### [WHAT YOU SHOULD DO]
Identify the lines holding "prediction" and copy them.

### [DATASET EXCERPTS]
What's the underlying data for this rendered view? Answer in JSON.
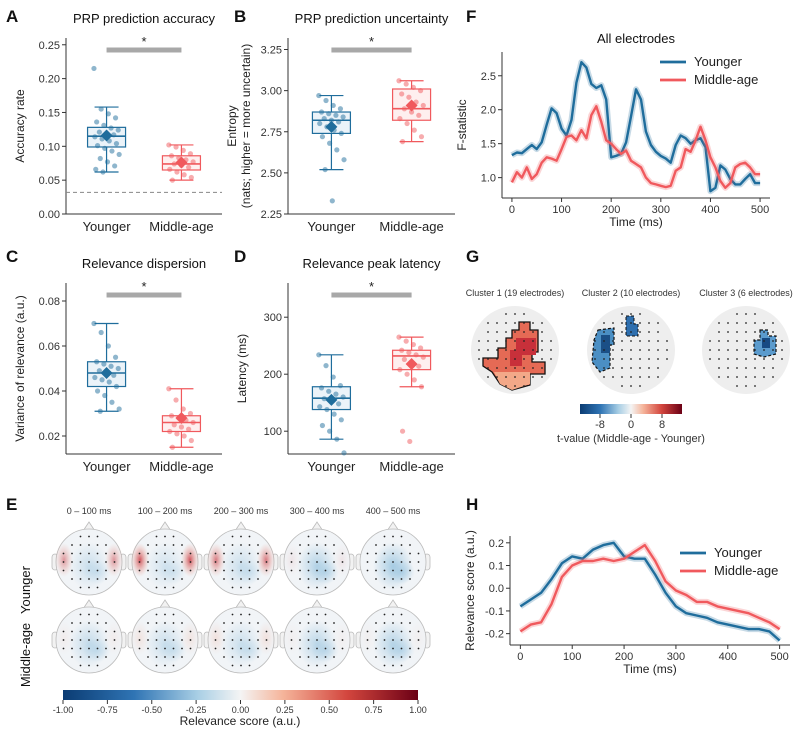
{
  "colors": {
    "younger": "#1f6d9c",
    "middle": "#f0595d",
    "sig_bar": "#a8a8a8"
  },
  "panel_labels": [
    "A",
    "B",
    "C",
    "D",
    "E",
    "F",
    "G",
    "H"
  ],
  "chart_data": [
    {
      "id": "A",
      "type": "box",
      "title": "PRP prediction accuracy",
      "ylabel": "Accuracy rate",
      "categories": [
        "Younger",
        "Middle-age"
      ],
      "ylim": [
        0,
        0.26
      ],
      "yticks": [
        "0.00",
        "0.05",
        "0.10",
        "0.15",
        "0.20",
        "0.25"
      ],
      "chance_level": 0.032,
      "significance": "*",
      "groups": [
        {
          "name": "Younger",
          "q1": 0.099,
          "median": 0.115,
          "q3": 0.128,
          "whisker_low": 0.062,
          "whisker_high": 0.158,
          "mean": 0.116,
          "points": [
            0.215,
            0.155,
            0.148,
            0.142,
            0.136,
            0.131,
            0.127,
            0.124,
            0.121,
            0.119,
            0.117,
            0.114,
            0.111,
            0.108,
            0.104,
            0.101,
            0.097,
            0.093,
            0.088,
            0.082,
            0.077,
            0.071,
            0.066,
            0.062
          ]
        },
        {
          "name": "Middle-age",
          "q1": 0.065,
          "median": 0.074,
          "q3": 0.086,
          "whisker_low": 0.05,
          "whisker_high": 0.102,
          "mean": 0.076,
          "points": [
            0.102,
            0.099,
            0.094,
            0.089,
            0.086,
            0.083,
            0.08,
            0.077,
            0.074,
            0.072,
            0.069,
            0.066,
            0.062,
            0.058,
            0.054,
            0.05
          ]
        }
      ]
    },
    {
      "id": "B",
      "type": "box",
      "title": "PRP prediction uncertainty",
      "ylabel": "Entropy",
      "ylabel2": "(nats; higher = more uncertain)",
      "categories": [
        "Younger",
        "Middle-age"
      ],
      "ylim": [
        2.25,
        3.32
      ],
      "yticks": [
        "2.25",
        "2.50",
        "2.75",
        "3.00",
        "3.25"
      ],
      "significance": "*",
      "groups": [
        {
          "name": "Younger",
          "q1": 2.74,
          "median": 2.82,
          "q3": 2.87,
          "whisker_low": 2.52,
          "whisker_high": 2.97,
          "mean": 2.78,
          "points": [
            2.97,
            2.94,
            2.91,
            2.89,
            2.87,
            2.86,
            2.85,
            2.84,
            2.83,
            2.82,
            2.81,
            2.8,
            2.78,
            2.76,
            2.74,
            2.72,
            2.68,
            2.64,
            2.58,
            2.52,
            2.33
          ]
        },
        {
          "name": "Middle-age",
          "q1": 2.82,
          "median": 2.89,
          "q3": 3.01,
          "whisker_low": 2.69,
          "whisker_high": 3.06,
          "mean": 2.91,
          "points": [
            3.06,
            3.04,
            3.02,
            3.0,
            2.98,
            2.96,
            2.93,
            2.91,
            2.89,
            2.87,
            2.85,
            2.83,
            2.8,
            2.76,
            2.72,
            2.69
          ]
        }
      ]
    },
    {
      "id": "C",
      "type": "box",
      "title": "Relevance dispersion",
      "ylabel": "Variance of relevance (a.u.)",
      "categories": [
        "Younger",
        "Middle-age"
      ],
      "ylim": [
        0.012,
        0.088
      ],
      "yticks": [
        "0.02",
        "0.04",
        "0.06",
        "0.08"
      ],
      "significance": "*",
      "groups": [
        {
          "name": "Younger",
          "q1": 0.042,
          "median": 0.048,
          "q3": 0.053,
          "whisker_low": 0.031,
          "whisker_high": 0.07,
          "mean": 0.048,
          "points": [
            0.07,
            0.066,
            0.06,
            0.055,
            0.053,
            0.052,
            0.051,
            0.05,
            0.049,
            0.048,
            0.047,
            0.046,
            0.045,
            0.044,
            0.042,
            0.04,
            0.038,
            0.035,
            0.032,
            0.031
          ]
        },
        {
          "name": "Middle-age",
          "q1": 0.022,
          "median": 0.026,
          "q3": 0.029,
          "whisker_low": 0.015,
          "whisker_high": 0.041,
          "mean": 0.028,
          "points": [
            0.041,
            0.036,
            0.032,
            0.03,
            0.029,
            0.028,
            0.027,
            0.026,
            0.025,
            0.024,
            0.023,
            0.022,
            0.021,
            0.02,
            0.018,
            0.015
          ]
        }
      ]
    },
    {
      "id": "D",
      "type": "box",
      "title": "Relevance peak latency",
      "ylabel": "Latency (ms)",
      "categories": [
        "Younger",
        "Middle-age"
      ],
      "ylim": [
        60,
        360
      ],
      "yticks": [
        "100",
        "200",
        "300"
      ],
      "significance": "*",
      "groups": [
        {
          "name": "Younger",
          "q1": 138,
          "median": 158,
          "q3": 178,
          "whisker_low": 86,
          "whisker_high": 234,
          "mean": 155,
          "points": [
            234,
            215,
            195,
            180,
            176,
            170,
            165,
            160,
            157,
            153,
            148,
            143,
            138,
            130,
            120,
            110,
            100,
            86,
            62
          ]
        },
        {
          "name": "Middle-age",
          "q1": 208,
          "median": 232,
          "q3": 242,
          "whisker_low": 178,
          "whisker_high": 265,
          "mean": 218,
          "points": [
            265,
            258,
            252,
            246,
            242,
            238,
            234,
            230,
            226,
            220,
            214,
            208,
            200,
            190,
            178,
            100,
            82
          ]
        }
      ]
    },
    {
      "id": "F",
      "type": "line",
      "title": "All electrodes",
      "xlabel": "Time (ms)",
      "ylabel": "F-statistic",
      "xlim": [
        -20,
        520
      ],
      "ylim": [
        0.7,
        2.85
      ],
      "xticks": [
        0,
        100,
        200,
        300,
        400,
        500
      ],
      "yticks": [
        "1.0",
        "1.5",
        "2.0",
        "2.5"
      ],
      "series": [
        {
          "name": "Younger",
          "x": [
            0,
            10,
            20,
            30,
            40,
            50,
            60,
            70,
            80,
            90,
            100,
            110,
            120,
            130,
            140,
            150,
            160,
            170,
            180,
            190,
            200,
            210,
            220,
            230,
            240,
            250,
            260,
            270,
            280,
            290,
            300,
            310,
            320,
            330,
            340,
            350,
            360,
            370,
            380,
            390,
            400,
            410,
            420,
            430,
            440,
            450,
            460,
            470,
            480,
            490,
            500
          ],
          "y": [
            1.33,
            1.37,
            1.36,
            1.42,
            1.48,
            1.42,
            1.52,
            1.78,
            2.02,
            1.95,
            1.72,
            1.62,
            1.85,
            2.4,
            2.7,
            2.62,
            2.38,
            2.32,
            2.36,
            2.15,
            1.3,
            1.32,
            1.35,
            1.52,
            1.9,
            2.3,
            2.15,
            1.68,
            1.48,
            1.38,
            1.32,
            1.28,
            1.22,
            1.48,
            1.62,
            1.58,
            1.5,
            1.55,
            1.58,
            1.45,
            0.8,
            0.85,
            1.18,
            1.12,
            0.98,
            0.9,
            0.9,
            0.98,
            1.05,
            0.92,
            0.92
          ]
        },
        {
          "name": "Middle-age",
          "x": [
            0,
            10,
            20,
            30,
            40,
            50,
            60,
            70,
            80,
            90,
            100,
            110,
            120,
            130,
            140,
            150,
            160,
            170,
            180,
            190,
            200,
            210,
            220,
            230,
            240,
            250,
            260,
            270,
            280,
            290,
            300,
            310,
            320,
            330,
            340,
            350,
            360,
            370,
            380,
            390,
            400,
            410,
            420,
            430,
            440,
            450,
            460,
            470,
            480,
            490,
            500
          ],
          "y": [
            0.93,
            1.08,
            1.0,
            1.15,
            0.98,
            1.05,
            1.22,
            1.3,
            1.28,
            1.25,
            1.42,
            1.6,
            1.62,
            1.55,
            1.7,
            1.58,
            1.92,
            2.05,
            1.82,
            1.55,
            1.5,
            1.42,
            1.35,
            1.4,
            1.25,
            1.2,
            1.15,
            1.0,
            0.92,
            0.9,
            0.88,
            0.86,
            0.88,
            1.1,
            1.15,
            1.42,
            1.38,
            1.55,
            1.75,
            1.55,
            1.3,
            1.15,
            0.95,
            0.85,
            0.92,
            1.15,
            1.2,
            1.22,
            1.15,
            1.05,
            1.05
          ]
        }
      ]
    },
    {
      "id": "H",
      "type": "line",
      "xlabel": "Time (ms)",
      "ylabel": "Relevance score (a.u.)",
      "xlim": [
        -20,
        520
      ],
      "ylim": [
        -0.25,
        0.23
      ],
      "xticks": [
        0,
        100,
        200,
        300,
        400,
        500
      ],
      "yticks": [
        "-0.2",
        "-0.1",
        "0.0",
        "0.1",
        "0.2"
      ],
      "series": [
        {
          "name": "Younger",
          "x": [
            0,
            20,
            40,
            60,
            80,
            100,
            120,
            140,
            160,
            180,
            200,
            220,
            240,
            260,
            280,
            300,
            320,
            340,
            360,
            380,
            400,
            420,
            440,
            460,
            480,
            500
          ],
          "y": [
            -0.08,
            -0.05,
            -0.02,
            0.04,
            0.11,
            0.14,
            0.13,
            0.17,
            0.19,
            0.2,
            0.14,
            0.13,
            0.13,
            0.06,
            -0.02,
            -0.08,
            -0.11,
            -0.12,
            -0.13,
            -0.15,
            -0.16,
            -0.17,
            -0.18,
            -0.18,
            -0.19,
            -0.23
          ]
        },
        {
          "name": "Middle-age",
          "x": [
            0,
            20,
            40,
            60,
            80,
            100,
            120,
            140,
            160,
            180,
            200,
            220,
            240,
            260,
            280,
            300,
            320,
            340,
            360,
            380,
            400,
            420,
            440,
            460,
            480,
            500
          ],
          "y": [
            -0.19,
            -0.16,
            -0.15,
            -0.07,
            0.05,
            0.1,
            0.12,
            0.12,
            0.13,
            0.12,
            0.13,
            0.16,
            0.19,
            0.12,
            0.03,
            -0.01,
            -0.03,
            -0.06,
            -0.06,
            -0.08,
            -0.09,
            -0.1,
            -0.11,
            -0.13,
            -0.15,
            -0.18
          ]
        }
      ]
    }
  ],
  "panel_e": {
    "row_labels": [
      "Younger",
      "Middle-age"
    ],
    "time_windows": [
      "0 – 100 ms",
      "100 – 200 ms",
      "200 – 300 ms",
      "300 – 400 ms",
      "400 – 500 ms"
    ],
    "colorbar_label": "Relevance score (a.u.)",
    "colorbar_ticks": [
      "-1.00",
      "-0.75",
      "-0.50",
      "-0.25",
      "0.00",
      "0.25",
      "0.50",
      "0.75",
      "1.00"
    ]
  },
  "panel_g": {
    "clusters": [
      "Cluster 1 (19 electrodes)",
      "Cluster 2 (10 electrodes)",
      "Cluster 3 (6 electrodes)"
    ],
    "colorbar_label": "t-value (Middle-age - Younger)",
    "colorbar_ticks": [
      "-8",
      "0",
      "8"
    ]
  }
}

### [REPLY TO THE TASK]
      "title": "PRP prediction accuracy",
      "title": "PRP prediction uncertainty",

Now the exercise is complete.